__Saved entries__
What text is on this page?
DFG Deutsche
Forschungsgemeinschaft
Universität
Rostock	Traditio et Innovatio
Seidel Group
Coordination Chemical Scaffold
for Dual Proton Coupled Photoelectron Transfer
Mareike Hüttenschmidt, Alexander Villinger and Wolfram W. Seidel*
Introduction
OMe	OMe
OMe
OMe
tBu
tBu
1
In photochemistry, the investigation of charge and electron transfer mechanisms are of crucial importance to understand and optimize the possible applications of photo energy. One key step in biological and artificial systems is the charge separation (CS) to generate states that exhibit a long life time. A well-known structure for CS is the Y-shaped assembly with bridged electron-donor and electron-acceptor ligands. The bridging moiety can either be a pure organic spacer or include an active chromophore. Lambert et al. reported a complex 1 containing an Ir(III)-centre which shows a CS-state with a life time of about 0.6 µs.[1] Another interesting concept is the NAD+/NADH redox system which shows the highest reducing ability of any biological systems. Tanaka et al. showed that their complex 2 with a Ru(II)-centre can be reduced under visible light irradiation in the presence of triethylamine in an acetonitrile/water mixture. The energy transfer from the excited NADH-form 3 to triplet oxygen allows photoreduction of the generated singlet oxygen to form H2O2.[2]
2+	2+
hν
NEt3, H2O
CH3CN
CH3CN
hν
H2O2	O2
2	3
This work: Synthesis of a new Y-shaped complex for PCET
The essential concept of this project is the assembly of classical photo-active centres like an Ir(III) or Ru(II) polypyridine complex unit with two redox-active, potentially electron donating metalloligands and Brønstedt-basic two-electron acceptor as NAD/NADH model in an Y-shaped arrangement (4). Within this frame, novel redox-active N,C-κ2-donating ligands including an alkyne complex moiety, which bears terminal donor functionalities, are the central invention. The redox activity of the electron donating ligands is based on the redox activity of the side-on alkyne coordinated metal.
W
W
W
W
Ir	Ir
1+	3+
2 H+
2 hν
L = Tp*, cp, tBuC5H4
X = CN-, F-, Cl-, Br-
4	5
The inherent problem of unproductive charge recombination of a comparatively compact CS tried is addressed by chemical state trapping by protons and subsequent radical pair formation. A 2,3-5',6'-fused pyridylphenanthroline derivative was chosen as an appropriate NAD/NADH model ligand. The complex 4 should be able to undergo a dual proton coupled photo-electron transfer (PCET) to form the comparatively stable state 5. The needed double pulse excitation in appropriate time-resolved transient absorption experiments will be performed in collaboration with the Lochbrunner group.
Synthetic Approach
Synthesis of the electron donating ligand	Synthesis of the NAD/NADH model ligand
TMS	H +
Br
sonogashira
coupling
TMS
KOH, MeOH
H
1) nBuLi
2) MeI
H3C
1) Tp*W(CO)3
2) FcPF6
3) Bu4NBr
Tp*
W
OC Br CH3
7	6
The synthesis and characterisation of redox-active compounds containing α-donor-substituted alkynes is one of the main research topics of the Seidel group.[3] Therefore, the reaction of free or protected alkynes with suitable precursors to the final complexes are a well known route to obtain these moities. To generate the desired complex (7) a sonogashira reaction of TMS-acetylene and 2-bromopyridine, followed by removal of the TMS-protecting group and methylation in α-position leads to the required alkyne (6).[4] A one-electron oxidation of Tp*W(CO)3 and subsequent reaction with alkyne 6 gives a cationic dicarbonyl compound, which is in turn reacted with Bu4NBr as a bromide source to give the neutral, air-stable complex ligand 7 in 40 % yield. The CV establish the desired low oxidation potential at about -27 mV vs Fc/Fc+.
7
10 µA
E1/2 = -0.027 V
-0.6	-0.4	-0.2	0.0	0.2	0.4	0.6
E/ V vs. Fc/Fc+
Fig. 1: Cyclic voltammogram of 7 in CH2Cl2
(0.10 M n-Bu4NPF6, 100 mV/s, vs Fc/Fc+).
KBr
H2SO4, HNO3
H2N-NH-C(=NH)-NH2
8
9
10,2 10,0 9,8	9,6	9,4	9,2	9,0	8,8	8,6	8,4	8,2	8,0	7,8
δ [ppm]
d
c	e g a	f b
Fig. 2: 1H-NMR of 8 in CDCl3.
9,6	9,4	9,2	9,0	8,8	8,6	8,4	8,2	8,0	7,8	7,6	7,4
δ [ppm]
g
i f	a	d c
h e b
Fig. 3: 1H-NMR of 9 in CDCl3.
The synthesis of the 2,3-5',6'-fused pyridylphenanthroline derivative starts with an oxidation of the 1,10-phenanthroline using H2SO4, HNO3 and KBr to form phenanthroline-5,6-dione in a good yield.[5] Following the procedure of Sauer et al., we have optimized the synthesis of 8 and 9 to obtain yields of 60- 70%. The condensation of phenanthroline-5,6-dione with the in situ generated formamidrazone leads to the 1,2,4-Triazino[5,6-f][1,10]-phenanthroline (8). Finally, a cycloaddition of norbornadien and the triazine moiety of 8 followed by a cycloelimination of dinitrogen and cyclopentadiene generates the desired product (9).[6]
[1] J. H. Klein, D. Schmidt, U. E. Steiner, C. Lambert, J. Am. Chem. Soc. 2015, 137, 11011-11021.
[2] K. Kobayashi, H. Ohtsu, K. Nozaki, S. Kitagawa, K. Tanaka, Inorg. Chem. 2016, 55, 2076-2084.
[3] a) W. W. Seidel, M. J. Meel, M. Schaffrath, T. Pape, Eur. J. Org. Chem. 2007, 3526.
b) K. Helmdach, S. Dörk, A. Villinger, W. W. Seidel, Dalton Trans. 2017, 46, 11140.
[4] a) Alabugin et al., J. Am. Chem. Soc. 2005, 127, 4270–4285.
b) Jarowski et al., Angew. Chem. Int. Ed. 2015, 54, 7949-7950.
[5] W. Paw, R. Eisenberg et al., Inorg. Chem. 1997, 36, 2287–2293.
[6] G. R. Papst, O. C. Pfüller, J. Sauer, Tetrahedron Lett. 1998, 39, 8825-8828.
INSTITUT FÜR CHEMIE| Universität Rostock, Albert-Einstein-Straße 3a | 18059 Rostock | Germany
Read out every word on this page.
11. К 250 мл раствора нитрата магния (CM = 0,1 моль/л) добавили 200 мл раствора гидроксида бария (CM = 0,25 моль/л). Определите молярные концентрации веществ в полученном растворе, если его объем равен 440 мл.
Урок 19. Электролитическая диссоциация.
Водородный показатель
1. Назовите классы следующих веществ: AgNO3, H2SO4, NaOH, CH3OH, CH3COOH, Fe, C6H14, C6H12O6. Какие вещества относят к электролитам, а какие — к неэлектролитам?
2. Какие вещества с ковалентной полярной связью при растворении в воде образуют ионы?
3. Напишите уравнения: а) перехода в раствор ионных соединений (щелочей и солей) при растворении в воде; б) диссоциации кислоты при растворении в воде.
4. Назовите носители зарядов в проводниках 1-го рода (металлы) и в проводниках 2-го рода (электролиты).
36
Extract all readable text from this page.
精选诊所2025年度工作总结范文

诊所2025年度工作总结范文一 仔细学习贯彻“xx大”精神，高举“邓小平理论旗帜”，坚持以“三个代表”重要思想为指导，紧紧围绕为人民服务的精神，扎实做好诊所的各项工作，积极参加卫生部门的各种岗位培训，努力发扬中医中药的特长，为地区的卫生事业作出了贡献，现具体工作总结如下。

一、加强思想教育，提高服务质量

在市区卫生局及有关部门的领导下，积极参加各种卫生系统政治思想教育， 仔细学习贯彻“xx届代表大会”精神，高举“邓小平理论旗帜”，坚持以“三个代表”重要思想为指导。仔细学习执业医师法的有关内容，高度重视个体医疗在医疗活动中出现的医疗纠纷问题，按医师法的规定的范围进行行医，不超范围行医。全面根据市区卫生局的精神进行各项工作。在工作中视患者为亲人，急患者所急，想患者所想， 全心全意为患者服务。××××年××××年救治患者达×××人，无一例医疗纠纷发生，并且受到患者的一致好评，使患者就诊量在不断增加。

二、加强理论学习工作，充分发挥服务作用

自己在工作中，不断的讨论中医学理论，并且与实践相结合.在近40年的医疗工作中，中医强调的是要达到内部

__Work to complete__
Output only the lines from the one holding "Extract all readable text from this page." through the last line above, exactly as they appear.

__Solution below__
Extract all readable text from this page.
精选诊所2025年度工作总结范文

诊所2025年度工作总结范文一 仔细学习贯彻“xx大”精神，高举“邓小平理论旗帜”，坚持以“三个代表”重要思想为指导，紧紧围绕为人民服务的精神，扎实做好诊所的各项工作，积极参加卫生部门的各种岗位培训，努力发扬中医中药的特长，为地区的卫生事业作出了贡献，现具体工作总结如下。

一、加强思想教育，提高服务质量

在市区卫生局及有关部门的领导下，积极参加各种卫生系统政治思想教育， 仔细学习贯彻“xx届代表大会”精神，高举“邓小平理论旗帜”，坚持以“三个代表”重要思想为指导。仔细学习执业医师法的有关内容，高度重视个体医疗在医疗活动中出现的医疗纠纷问题，按医师法的规定的范围进行行医，不超范围行医。全面根据市区卫生局的精神进行各项工作。在工作中视患者为亲人，急患者所急，想患者所想， 全心全意为患者服务。××××年××××年救治患者达×××人，无一例医疗纠纷发生，并且受到患者的一致好评，使患者就诊量在不断增加。

二、加强理论学习工作，充分发挥服务作用

自己在工作中，不断的讨论中医学理论，并且与实践相结合.在近40年的医疗工作中，中医强调的是要达到内部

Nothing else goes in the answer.